▼

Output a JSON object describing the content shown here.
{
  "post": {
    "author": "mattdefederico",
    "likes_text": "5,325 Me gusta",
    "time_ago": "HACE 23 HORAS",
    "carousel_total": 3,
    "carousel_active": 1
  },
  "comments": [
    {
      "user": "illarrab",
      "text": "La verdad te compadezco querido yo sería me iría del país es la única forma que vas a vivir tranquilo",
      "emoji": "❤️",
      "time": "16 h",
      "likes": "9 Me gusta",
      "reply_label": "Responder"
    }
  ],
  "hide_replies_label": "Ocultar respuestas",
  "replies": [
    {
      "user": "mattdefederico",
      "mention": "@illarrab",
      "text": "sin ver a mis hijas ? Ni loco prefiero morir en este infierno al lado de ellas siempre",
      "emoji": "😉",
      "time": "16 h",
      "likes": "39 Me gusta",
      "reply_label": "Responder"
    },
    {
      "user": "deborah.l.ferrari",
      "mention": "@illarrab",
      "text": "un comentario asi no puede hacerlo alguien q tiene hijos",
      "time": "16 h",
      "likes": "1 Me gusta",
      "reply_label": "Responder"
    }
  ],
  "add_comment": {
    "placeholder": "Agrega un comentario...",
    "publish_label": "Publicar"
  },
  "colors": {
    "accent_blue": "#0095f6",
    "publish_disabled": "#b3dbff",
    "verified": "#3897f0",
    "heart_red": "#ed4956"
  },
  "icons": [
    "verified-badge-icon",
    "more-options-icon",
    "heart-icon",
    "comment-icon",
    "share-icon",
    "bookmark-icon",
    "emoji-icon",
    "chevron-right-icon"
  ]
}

▲

* THE EXERCISE
Working from the listing above, pick out every line that has "comentario" and copy it.

* ANSWER TO THE EXERCISE
      "text": "un comentario asi no puede hacerlo alguien q tiene hijos",
    "placeholder": "Agrega un comentario...",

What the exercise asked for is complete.